TASK GOAL:
Please quote only the lines that start at the one with "OCR this image." and go on to the last line of the data, both ends kept.

##### SUPPLIED ENTRIES

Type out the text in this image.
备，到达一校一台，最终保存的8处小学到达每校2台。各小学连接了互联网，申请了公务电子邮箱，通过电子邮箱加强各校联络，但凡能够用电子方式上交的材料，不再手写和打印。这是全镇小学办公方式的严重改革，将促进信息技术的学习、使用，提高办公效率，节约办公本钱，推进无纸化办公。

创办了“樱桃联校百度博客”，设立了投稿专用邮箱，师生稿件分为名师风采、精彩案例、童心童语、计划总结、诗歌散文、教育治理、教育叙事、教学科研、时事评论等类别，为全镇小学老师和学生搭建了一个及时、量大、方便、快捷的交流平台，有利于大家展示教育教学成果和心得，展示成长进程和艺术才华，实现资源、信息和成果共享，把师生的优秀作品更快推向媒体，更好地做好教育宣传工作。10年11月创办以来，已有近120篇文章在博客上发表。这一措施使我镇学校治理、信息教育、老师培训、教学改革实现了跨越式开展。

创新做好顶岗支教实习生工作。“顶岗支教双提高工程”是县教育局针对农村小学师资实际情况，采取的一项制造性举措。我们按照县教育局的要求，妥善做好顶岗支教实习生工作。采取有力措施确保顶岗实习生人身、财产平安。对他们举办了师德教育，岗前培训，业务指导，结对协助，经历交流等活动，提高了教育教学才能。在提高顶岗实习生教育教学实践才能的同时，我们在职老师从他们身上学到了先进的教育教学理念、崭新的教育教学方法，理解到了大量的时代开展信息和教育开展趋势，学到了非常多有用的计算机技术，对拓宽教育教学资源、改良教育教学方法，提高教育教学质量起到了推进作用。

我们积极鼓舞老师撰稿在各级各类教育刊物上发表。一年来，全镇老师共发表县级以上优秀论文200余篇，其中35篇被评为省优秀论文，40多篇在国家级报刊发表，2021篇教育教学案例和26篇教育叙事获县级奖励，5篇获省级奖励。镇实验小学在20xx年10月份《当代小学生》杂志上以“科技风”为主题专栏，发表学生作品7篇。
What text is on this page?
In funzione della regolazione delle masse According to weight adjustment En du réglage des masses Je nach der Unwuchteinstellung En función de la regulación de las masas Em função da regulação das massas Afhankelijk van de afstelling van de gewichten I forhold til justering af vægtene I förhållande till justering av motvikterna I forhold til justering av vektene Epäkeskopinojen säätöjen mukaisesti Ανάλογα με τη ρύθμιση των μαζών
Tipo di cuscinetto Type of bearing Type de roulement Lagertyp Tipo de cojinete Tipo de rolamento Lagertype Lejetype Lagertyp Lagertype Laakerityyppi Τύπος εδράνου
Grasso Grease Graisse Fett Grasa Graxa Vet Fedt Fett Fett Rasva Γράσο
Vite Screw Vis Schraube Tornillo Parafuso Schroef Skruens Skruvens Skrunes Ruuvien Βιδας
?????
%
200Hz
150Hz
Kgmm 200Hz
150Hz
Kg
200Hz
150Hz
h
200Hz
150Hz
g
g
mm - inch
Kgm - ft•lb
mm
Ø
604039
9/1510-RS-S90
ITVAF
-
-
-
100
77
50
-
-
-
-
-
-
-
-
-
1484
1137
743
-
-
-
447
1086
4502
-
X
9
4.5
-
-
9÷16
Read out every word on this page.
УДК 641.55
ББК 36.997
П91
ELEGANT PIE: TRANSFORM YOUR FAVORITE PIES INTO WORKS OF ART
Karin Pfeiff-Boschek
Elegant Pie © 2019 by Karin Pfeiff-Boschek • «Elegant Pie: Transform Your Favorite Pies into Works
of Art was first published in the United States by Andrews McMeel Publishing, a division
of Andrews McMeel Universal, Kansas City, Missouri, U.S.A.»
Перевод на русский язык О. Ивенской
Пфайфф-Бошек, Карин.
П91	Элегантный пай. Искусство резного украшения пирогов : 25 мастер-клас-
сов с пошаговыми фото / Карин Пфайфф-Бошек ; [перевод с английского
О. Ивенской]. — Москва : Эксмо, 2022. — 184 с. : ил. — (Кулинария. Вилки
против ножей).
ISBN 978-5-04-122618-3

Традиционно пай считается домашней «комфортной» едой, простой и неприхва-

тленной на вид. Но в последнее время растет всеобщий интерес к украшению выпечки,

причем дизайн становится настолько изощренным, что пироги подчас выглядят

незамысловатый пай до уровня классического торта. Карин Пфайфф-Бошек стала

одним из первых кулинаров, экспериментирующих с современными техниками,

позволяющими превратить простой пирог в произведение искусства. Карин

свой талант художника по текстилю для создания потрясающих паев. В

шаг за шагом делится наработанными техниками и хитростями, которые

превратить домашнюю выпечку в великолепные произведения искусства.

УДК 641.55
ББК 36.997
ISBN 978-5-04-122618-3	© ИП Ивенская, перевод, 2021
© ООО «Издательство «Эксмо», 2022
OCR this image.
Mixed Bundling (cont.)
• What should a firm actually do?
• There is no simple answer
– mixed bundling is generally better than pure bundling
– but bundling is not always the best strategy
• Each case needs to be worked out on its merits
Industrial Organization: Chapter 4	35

##########

COMPLETE RESPONSE:
OCR this image.
Mixed Bundling (cont.)
• What should a firm actually do?
• There is no simple answer
– mixed bundling is generally better than pure bundling
– but bundling is not always the best strategy
• Each case needs to be worked out on its merits
Industrial Organization: Chapter 4	35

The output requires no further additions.